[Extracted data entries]
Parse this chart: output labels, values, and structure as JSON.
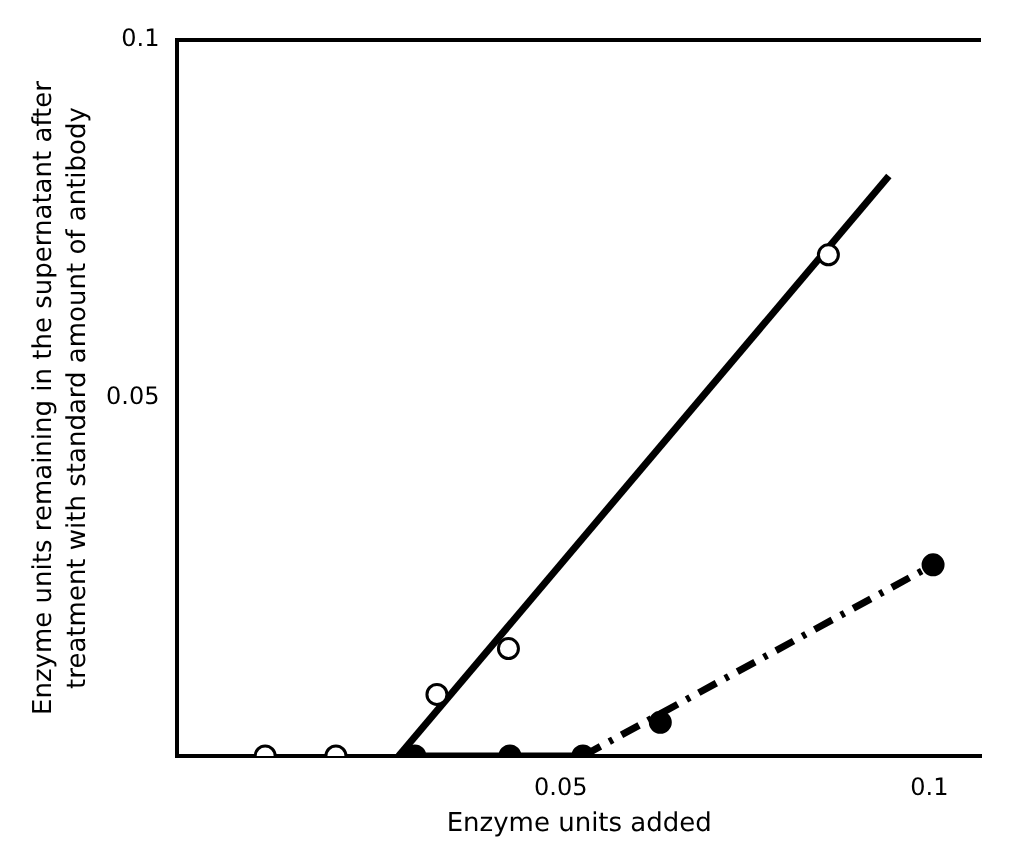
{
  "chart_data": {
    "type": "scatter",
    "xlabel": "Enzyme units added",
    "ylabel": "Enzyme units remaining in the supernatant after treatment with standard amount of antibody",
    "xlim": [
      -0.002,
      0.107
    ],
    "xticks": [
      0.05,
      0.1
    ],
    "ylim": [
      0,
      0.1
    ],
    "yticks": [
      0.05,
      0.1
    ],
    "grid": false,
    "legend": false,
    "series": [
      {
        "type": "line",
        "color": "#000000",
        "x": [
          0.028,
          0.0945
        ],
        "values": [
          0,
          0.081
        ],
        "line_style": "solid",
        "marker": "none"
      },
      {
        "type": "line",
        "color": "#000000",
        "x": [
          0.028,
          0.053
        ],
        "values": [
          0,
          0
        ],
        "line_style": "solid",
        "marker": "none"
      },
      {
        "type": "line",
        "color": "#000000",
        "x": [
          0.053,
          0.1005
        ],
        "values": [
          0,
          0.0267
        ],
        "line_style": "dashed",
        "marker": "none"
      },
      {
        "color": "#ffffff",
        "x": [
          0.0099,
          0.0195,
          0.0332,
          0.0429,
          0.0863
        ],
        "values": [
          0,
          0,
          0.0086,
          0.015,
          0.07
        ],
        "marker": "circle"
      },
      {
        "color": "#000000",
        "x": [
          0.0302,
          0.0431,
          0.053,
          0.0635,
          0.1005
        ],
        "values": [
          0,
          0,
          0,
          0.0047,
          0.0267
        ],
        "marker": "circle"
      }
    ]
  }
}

▶ _THE PROBLEM_
A verbatim copy of all the records, minus the pictures, is the expected answer.

▶ _ANSWER SPACE_
Parse this chart: output labels, values, and structure as JSON.
{
  "chart_data": {
    "type": "scatter",
    "xlabel": "Enzyme units added",
    "ylabel": "Enzyme units remaining in the supernatant after treatment with standard amount of antibody",
    "xlim": [
      -0.002,
      0.107
    ],
    "xticks": [
      0.05,
      0.1
    ],
    "ylim": [
      0,
      0.1
    ],
    "yticks": [
      0.05,
      0.1
    ],
    "grid": false,
    "legend": false,
    "series": [
      {
        "type": "line",
        "color": "#000000",
        "x": [
          0.028,
          0.0945
        ],
        "values": [
          0,
          0.081
        ],
        "line_style": "solid",
        "marker": "none"
      },
      {
        "type": "line",
        "color": "#000000",
        "x": [
          0.028,
          0.053
        ],
        "values": [
          0,
          0
        ],
        "line_style": "solid",
        "marker": "none"
      },
      {
        "type": "line",
        "color": "#000000",
        "x": [
          0.053,
          0.1005
        ],
        "values": [
          0,
          0.0267
        ],
        "line_style": "dashed",
        "marker": "none"
      },
      {
        "color": "#ffffff",
        "x": [
          0.0099,
          0.0195,
          0.0332,
          0.0429,
          0.0863
        ],
        "values": [
          0,
          0,
          0.0086,
          0.015,
          0.07
        ],
        "marker": "circle"
      },
      {
        "color": "#000000",
        "x": [
          0.0302,
          0.0431,
          0.053,
          0.0635,
          0.1005
        ],
        "values": [
          0,
          0,
          0,
          0.0047,
          0.0267
        ],
        "marker": "circle"
      }
    ]
  }
}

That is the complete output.